SHORT PROBLEM
Provide nothing beyond the count of lines that include the string "this".

--------------------------------

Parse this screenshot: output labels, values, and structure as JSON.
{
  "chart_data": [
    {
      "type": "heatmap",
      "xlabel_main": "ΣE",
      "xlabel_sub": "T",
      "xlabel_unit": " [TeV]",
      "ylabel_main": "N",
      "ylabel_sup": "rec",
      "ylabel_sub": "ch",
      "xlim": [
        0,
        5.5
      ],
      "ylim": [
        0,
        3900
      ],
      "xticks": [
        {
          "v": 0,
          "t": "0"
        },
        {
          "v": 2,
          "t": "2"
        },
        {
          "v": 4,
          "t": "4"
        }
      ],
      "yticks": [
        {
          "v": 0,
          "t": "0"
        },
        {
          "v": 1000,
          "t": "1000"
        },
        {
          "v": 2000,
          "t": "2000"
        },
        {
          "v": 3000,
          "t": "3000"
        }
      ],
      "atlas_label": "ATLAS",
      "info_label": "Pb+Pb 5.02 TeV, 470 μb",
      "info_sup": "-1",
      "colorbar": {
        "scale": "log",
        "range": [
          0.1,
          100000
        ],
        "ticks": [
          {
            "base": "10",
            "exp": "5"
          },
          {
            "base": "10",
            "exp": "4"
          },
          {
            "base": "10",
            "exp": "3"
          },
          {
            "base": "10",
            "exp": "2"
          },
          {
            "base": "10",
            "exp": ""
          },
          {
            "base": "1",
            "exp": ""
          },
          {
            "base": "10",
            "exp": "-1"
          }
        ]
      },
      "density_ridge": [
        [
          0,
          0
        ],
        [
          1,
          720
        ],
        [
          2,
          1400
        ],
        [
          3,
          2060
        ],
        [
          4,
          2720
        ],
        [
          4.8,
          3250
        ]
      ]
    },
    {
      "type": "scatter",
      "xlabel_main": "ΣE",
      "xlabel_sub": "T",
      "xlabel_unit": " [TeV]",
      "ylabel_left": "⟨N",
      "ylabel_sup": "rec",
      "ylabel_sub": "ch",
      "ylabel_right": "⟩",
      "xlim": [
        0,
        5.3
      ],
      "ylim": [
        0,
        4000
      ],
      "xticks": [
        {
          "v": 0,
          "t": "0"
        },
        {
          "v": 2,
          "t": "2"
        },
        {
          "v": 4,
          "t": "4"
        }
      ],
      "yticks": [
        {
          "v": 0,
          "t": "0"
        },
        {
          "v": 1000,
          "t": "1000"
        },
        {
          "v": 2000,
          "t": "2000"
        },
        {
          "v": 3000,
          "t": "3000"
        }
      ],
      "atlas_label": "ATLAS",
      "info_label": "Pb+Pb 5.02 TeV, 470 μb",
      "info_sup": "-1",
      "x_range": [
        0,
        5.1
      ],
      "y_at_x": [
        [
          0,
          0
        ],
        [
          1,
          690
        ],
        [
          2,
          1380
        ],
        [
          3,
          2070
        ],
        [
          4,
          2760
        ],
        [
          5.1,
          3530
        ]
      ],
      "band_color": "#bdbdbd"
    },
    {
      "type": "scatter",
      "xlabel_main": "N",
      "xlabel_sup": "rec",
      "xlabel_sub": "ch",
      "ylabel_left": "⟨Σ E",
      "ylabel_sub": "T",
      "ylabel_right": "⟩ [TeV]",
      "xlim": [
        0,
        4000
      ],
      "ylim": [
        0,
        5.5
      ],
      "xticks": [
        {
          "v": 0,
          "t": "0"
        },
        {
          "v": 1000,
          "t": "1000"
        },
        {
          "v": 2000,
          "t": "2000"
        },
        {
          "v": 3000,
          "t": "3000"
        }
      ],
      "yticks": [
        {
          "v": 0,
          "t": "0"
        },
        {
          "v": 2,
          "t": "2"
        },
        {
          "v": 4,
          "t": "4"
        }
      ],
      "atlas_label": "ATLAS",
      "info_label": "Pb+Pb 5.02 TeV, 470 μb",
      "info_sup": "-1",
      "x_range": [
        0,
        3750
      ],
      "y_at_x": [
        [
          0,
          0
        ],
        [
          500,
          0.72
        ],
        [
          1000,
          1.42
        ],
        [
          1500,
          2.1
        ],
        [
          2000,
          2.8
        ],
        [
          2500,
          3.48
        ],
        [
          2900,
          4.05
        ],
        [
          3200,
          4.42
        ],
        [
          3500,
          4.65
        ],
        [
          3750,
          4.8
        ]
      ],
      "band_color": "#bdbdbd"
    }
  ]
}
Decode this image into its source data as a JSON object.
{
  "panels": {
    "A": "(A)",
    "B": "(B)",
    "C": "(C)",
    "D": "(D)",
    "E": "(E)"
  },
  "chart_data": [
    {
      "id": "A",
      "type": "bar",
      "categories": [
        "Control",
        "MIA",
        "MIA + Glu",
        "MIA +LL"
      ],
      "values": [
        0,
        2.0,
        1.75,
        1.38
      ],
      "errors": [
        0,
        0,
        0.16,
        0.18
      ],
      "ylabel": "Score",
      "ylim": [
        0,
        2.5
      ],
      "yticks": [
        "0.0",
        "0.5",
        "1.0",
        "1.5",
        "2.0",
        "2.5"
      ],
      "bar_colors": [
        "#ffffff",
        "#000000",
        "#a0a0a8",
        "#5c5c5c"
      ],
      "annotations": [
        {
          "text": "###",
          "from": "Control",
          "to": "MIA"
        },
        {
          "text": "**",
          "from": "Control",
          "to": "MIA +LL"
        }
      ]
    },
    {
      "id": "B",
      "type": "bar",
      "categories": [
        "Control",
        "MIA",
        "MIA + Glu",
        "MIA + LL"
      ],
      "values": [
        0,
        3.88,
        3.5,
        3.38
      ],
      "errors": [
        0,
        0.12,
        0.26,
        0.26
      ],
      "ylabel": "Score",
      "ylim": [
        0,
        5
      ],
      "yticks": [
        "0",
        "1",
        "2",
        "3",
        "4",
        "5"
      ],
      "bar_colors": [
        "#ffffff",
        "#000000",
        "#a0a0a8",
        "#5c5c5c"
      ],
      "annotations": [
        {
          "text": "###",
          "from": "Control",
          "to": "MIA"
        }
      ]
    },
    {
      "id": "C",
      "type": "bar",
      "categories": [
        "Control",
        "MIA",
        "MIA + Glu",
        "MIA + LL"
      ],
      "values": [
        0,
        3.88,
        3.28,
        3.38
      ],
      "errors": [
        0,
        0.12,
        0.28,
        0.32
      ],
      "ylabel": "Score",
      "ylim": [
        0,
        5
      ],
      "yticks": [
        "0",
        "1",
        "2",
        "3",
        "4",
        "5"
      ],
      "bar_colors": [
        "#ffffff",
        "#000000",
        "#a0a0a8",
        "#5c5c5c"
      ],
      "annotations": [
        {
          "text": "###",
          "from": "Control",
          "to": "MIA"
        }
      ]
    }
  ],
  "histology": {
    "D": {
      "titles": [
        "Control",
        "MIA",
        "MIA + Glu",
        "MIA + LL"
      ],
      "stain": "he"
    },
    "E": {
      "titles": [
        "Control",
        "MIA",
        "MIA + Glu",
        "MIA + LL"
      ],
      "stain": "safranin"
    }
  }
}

--------------------------------

FULL RESPONSE
2